Task brief:
Reproduce all the material exactly, minus any pictures it holds.

Excerpts from a figure dataset:

========================

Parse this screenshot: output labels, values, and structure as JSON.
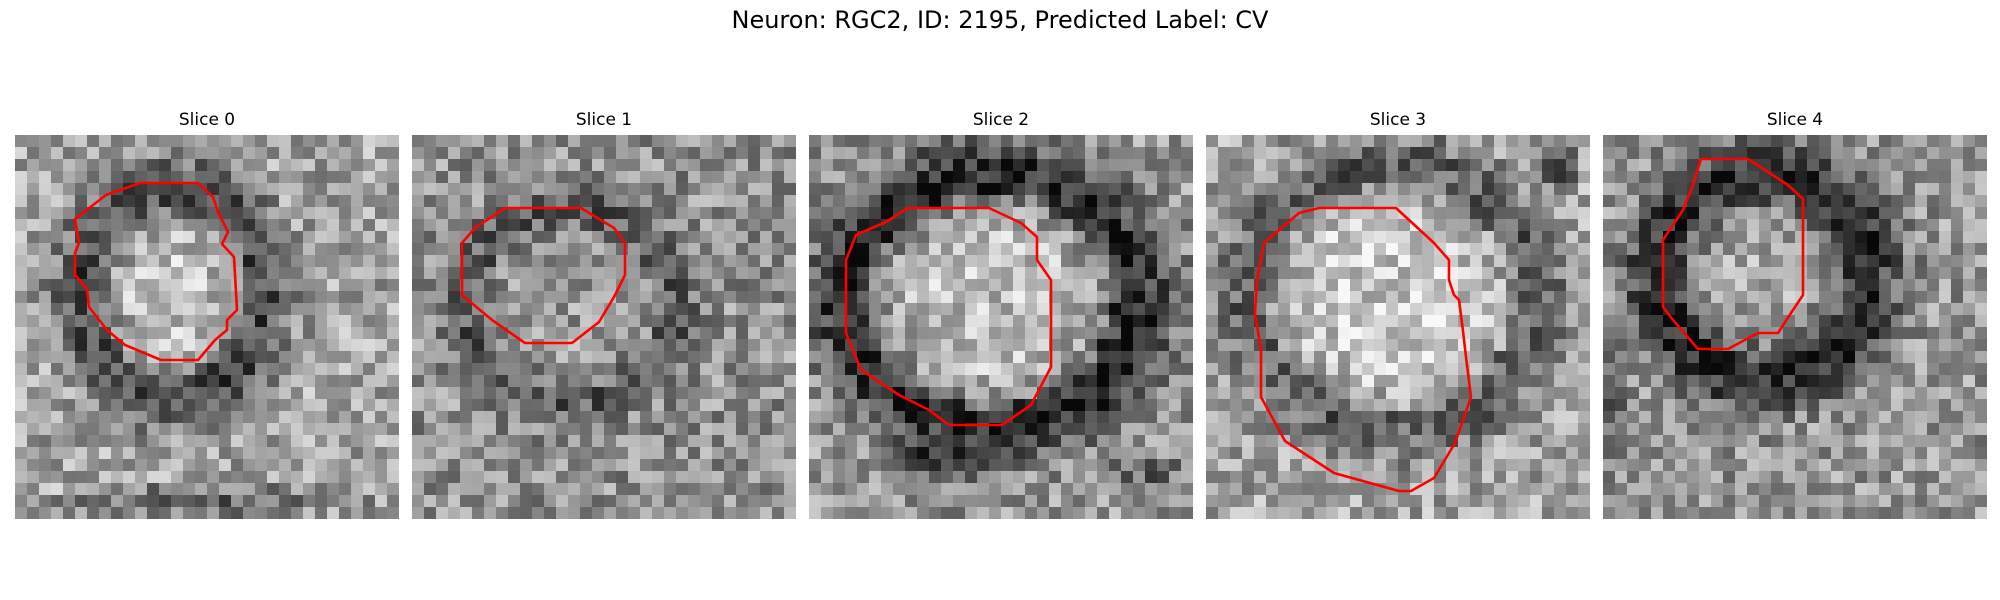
{
  "figure": {
    "title": "Neuron: RGC2, ID: 2195, Predicted Label: CV"
  },
  "panels": [
    {
      "title": "Slice 0"
    },
    {
      "title": "Slice 1"
    },
    {
      "title": "Slice 2"
    },
    {
      "title": "Slice 3"
    },
    {
      "title": "Slice 4"
    }
  ],
  "colors": {
    "contour": "#ff0000",
    "background": "#ffffff"
  }
}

========================

Exercise result:
Parse this screenshot: output labels, values, and structure as JSON.
{
  "figure": {
    "title": "Neuron: RGC2, ID: 2195, Predicted Label: CV"
  },
  "panels": [
    {
      "title": "Slice 0"
    },
    {
      "title": "Slice 1"
    },
    {
      "title": "Slice 2"
    },
    {
      "title": "Slice 3"
    },
    {
      "title": "Slice 4"
    }
  ],
  "colors": {
    "contour": "#ff0000",
    "background": "#ffffff"
  }
}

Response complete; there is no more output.